— PROBLEM DESCRIPTION —
Extract all lines containing "городского".

• • • •

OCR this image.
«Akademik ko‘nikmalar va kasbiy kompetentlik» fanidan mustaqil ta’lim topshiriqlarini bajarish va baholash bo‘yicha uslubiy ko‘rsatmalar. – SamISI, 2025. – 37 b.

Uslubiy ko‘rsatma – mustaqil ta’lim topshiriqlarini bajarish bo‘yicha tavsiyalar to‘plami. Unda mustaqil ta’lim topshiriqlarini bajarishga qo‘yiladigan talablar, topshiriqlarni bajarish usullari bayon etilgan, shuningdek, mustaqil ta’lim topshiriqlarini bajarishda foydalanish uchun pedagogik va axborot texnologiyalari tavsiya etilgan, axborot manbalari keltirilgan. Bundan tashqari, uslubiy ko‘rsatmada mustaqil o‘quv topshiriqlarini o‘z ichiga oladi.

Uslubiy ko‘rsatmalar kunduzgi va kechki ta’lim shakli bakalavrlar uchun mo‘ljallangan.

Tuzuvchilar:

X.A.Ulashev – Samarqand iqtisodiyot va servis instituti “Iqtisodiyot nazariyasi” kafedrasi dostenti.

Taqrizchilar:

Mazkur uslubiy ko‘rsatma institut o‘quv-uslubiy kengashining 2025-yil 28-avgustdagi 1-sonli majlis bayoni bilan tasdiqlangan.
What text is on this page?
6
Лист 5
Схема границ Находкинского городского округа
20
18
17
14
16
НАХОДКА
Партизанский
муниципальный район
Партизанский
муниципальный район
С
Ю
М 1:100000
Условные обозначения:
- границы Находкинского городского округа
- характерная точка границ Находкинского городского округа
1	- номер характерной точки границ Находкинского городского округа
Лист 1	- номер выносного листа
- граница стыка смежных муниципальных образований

• • • •

— OUTPUT FOR THIS TASK —
Схема границ Находкинского городского округа
- границы Находкинского городского округа
- характерная точка границ Находкинского городского округа
1	- номер характерной точки границ Находкинского городского округа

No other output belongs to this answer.